begin Given records

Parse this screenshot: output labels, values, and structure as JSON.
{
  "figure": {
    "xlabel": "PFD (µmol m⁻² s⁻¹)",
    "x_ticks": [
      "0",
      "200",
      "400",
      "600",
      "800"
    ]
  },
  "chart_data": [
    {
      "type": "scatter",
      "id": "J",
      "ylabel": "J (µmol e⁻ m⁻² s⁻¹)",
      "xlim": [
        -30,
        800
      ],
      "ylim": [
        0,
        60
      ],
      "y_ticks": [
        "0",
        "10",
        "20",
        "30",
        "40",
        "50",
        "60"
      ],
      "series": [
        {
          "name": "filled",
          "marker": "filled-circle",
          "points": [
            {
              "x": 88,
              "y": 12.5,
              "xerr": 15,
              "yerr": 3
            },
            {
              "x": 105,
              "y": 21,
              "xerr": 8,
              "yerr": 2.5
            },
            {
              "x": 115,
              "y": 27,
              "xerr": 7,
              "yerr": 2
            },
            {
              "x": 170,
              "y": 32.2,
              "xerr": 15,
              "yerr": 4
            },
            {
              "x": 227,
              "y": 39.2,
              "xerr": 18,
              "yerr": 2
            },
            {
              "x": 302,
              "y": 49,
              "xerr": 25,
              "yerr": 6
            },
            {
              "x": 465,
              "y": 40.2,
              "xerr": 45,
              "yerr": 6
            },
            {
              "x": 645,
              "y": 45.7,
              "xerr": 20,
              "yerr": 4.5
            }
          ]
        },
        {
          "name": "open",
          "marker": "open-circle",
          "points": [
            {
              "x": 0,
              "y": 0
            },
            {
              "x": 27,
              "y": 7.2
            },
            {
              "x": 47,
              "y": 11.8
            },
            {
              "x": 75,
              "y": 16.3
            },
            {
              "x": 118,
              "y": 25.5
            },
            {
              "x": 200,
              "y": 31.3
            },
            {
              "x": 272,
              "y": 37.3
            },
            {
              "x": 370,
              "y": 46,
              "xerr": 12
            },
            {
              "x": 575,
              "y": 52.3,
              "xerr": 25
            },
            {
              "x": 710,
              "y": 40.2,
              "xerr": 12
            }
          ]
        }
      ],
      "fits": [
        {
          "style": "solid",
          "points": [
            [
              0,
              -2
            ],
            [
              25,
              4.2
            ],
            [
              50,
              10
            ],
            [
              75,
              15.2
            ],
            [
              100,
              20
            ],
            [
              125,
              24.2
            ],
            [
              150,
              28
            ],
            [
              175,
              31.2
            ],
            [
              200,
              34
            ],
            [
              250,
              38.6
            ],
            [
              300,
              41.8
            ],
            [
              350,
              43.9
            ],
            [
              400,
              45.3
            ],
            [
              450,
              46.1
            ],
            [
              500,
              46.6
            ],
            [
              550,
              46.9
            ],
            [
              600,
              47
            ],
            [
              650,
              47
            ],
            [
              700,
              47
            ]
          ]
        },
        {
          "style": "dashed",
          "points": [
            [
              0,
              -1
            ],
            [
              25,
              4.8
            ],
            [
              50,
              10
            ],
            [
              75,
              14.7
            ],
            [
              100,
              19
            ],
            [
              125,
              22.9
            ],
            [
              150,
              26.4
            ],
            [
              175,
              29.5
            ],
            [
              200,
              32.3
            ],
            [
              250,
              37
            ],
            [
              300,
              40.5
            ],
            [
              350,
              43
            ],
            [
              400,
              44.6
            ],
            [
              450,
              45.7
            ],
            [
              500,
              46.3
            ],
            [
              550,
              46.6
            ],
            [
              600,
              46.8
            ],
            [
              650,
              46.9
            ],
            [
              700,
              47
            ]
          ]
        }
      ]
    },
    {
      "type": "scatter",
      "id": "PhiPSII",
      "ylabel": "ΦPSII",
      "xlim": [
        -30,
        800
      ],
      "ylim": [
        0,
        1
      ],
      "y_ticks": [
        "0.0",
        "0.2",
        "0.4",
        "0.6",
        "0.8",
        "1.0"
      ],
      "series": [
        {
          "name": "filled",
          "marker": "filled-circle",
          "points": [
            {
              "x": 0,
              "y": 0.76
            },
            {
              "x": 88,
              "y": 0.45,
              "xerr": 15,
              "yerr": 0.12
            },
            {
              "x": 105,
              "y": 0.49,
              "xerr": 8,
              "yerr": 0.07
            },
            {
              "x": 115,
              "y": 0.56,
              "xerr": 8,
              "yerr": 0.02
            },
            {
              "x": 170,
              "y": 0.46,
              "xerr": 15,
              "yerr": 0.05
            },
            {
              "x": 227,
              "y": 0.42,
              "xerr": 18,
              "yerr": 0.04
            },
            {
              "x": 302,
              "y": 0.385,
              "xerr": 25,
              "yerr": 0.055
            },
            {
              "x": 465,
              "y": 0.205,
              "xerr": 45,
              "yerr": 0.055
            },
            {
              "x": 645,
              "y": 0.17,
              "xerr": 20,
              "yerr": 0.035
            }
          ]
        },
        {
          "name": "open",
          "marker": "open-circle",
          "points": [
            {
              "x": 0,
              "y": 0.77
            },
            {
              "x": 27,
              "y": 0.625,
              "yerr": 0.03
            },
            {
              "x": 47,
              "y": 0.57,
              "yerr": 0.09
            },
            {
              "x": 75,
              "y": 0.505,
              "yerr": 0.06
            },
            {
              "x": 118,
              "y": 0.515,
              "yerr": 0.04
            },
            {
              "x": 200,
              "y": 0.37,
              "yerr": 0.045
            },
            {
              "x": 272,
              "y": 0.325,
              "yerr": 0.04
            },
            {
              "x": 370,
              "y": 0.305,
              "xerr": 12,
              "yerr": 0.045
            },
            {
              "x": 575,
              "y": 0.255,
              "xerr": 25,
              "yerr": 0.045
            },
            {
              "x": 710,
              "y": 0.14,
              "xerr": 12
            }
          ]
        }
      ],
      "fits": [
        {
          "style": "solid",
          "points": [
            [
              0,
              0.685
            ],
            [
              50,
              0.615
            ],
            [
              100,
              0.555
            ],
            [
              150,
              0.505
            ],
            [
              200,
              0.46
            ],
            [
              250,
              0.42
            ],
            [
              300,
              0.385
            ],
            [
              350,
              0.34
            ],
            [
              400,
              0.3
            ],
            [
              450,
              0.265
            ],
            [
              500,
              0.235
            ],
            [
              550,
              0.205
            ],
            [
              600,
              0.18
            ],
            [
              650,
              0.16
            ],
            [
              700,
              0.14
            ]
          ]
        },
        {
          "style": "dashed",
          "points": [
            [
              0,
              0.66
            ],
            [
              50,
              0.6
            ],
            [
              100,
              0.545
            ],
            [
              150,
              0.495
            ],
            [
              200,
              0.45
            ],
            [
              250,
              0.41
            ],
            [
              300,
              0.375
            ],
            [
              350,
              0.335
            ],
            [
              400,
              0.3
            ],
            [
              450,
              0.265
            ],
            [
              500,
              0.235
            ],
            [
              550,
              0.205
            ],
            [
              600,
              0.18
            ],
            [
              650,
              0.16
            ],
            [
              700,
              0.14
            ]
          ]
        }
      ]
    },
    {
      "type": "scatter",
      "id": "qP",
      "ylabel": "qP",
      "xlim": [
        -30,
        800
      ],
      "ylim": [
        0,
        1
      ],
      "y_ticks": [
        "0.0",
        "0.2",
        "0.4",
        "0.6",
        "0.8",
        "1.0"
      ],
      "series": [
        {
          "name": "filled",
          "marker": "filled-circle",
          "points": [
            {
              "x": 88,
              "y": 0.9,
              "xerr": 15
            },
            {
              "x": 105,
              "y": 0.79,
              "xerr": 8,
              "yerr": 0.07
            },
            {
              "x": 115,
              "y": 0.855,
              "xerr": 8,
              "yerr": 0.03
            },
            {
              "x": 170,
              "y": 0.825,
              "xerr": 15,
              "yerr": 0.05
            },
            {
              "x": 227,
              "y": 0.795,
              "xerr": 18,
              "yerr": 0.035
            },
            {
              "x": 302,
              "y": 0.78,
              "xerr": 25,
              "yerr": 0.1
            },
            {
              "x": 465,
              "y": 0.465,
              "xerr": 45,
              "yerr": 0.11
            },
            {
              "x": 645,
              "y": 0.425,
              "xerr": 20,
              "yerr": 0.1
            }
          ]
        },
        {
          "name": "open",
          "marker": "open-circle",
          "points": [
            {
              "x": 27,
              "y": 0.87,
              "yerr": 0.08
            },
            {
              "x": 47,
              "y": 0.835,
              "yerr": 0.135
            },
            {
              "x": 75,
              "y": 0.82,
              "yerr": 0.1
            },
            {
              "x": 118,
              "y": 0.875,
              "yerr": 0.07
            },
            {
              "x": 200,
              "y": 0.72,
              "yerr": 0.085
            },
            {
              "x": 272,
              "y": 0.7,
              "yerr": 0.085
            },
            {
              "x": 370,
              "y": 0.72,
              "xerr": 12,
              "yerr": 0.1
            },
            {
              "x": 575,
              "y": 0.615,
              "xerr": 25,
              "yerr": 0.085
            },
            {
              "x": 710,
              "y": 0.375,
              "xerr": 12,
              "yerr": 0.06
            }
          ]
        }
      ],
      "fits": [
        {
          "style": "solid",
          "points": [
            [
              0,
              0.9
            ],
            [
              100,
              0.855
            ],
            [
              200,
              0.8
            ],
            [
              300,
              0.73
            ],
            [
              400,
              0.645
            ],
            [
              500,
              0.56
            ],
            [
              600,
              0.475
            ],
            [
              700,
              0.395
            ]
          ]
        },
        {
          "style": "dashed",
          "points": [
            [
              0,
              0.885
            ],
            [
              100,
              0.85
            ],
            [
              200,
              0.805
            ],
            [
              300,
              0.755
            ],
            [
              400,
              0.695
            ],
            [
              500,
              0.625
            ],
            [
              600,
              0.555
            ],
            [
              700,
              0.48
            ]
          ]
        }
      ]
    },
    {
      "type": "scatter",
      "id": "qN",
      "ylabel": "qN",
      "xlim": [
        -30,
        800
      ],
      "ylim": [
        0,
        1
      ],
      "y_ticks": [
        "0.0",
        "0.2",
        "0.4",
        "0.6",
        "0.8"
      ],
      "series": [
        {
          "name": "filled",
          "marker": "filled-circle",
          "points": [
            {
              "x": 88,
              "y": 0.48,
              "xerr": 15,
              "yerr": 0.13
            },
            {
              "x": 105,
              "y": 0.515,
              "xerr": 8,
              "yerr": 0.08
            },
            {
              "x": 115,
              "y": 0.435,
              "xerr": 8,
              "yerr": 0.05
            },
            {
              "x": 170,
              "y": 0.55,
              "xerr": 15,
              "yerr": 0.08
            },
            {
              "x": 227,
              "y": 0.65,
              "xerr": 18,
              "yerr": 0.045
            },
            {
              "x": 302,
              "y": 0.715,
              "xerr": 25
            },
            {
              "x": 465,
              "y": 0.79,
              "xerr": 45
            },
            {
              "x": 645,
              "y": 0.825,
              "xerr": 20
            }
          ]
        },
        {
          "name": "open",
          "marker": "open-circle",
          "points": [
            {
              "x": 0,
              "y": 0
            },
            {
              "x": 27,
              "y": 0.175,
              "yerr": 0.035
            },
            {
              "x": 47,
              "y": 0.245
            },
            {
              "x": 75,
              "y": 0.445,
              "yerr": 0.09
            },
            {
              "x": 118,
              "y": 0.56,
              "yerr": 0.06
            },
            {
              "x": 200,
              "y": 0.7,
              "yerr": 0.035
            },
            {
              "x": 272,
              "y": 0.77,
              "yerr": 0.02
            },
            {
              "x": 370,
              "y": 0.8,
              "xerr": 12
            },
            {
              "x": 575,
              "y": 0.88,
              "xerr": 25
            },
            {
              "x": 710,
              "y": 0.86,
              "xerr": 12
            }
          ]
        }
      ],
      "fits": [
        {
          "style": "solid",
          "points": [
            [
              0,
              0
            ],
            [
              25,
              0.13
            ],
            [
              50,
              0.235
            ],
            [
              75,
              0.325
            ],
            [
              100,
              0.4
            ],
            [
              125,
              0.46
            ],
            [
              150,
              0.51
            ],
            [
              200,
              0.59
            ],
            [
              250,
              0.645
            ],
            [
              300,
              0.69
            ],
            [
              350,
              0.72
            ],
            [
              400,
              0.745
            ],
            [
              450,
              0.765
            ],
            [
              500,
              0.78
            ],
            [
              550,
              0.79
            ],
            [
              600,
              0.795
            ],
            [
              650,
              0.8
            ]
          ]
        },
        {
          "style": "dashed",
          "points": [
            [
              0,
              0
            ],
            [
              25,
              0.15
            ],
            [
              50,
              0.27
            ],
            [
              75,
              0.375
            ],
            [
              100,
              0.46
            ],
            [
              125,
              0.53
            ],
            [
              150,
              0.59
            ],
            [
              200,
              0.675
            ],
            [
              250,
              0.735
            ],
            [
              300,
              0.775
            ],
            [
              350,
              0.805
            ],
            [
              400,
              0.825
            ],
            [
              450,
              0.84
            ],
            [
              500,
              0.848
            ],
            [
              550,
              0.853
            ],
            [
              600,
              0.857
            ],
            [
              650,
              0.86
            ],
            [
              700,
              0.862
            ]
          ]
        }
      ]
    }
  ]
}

end Given records

**Exercise aim:**
Gather all lines from the listing above in which "ylabel" occurs.

**Written answer:**
      "ylabel": "J (µmol e⁻ m⁻² s⁻¹)",
      "ylabel": "ΦPSII",
      "ylabel": "qP",
      "ylabel": "qN",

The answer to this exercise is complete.